Using the entries that follow, collect the lines where the word "color" appears.
::: ENTRIES :::
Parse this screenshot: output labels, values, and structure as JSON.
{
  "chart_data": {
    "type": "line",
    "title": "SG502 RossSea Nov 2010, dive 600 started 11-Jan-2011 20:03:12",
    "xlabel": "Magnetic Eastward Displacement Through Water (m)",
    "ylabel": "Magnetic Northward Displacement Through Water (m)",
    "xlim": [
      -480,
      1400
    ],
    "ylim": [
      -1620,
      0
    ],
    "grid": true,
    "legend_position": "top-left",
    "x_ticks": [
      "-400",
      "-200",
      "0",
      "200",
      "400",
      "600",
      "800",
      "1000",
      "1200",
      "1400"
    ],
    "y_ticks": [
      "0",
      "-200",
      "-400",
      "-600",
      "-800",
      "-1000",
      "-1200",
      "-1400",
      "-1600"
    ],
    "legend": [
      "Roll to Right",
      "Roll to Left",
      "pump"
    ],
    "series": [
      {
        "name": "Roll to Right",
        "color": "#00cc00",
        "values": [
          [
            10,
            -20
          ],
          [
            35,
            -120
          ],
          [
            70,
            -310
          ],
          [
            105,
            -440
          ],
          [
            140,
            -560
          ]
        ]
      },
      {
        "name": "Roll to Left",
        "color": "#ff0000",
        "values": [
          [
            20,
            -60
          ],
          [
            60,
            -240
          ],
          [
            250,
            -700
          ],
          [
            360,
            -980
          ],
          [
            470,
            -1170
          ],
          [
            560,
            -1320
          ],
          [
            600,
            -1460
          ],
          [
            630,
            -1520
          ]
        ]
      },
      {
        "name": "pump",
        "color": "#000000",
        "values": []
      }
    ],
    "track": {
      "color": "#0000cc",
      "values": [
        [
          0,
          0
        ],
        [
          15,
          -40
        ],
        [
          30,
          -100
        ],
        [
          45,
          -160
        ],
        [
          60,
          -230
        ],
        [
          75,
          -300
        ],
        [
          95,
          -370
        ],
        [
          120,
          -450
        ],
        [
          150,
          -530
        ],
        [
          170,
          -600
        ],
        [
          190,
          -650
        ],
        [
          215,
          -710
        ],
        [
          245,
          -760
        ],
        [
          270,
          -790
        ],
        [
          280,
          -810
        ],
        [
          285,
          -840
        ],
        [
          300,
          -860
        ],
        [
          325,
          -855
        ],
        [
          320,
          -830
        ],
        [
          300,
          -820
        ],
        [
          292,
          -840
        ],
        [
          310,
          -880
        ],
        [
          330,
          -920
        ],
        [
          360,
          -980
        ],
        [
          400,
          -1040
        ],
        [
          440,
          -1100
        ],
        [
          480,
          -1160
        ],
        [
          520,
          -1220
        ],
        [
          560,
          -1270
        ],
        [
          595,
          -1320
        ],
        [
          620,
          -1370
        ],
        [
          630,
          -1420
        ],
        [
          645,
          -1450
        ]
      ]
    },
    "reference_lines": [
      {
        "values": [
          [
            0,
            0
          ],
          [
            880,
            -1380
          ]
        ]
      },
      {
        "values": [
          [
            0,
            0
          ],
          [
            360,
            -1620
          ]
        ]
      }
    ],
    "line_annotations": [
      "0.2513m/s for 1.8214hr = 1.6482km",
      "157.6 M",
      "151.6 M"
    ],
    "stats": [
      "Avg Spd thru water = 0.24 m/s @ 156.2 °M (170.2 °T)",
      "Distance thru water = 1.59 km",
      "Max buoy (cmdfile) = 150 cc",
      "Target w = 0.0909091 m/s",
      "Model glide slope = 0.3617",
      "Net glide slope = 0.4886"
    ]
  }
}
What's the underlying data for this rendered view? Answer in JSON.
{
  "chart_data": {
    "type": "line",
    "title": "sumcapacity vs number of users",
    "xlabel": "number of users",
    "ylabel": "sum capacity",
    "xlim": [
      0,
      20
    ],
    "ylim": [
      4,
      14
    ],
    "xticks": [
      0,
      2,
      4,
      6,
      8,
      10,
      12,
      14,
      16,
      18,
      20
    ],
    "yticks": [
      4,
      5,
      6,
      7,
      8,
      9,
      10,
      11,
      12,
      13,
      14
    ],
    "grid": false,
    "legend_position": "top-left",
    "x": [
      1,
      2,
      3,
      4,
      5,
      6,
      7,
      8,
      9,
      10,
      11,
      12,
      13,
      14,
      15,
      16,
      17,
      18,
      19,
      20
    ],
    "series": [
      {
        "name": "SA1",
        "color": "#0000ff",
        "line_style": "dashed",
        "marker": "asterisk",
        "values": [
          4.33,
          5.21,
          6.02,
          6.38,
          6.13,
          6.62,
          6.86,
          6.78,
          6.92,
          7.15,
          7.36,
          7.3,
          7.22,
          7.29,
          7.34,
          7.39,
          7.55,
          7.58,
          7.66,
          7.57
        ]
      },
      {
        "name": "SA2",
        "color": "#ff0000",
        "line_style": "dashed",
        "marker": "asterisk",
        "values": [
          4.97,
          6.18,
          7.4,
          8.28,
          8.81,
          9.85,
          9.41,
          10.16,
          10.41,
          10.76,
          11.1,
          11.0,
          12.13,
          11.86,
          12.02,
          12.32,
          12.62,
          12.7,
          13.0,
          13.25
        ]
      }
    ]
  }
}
:::
#### [RESPONSE]
        "color": "#00cc00",
        "color": "#ff0000",
        "color": "#000000",
      "color": "#0000cc",
        "color": "#0000ff",
        "color": "#ff0000",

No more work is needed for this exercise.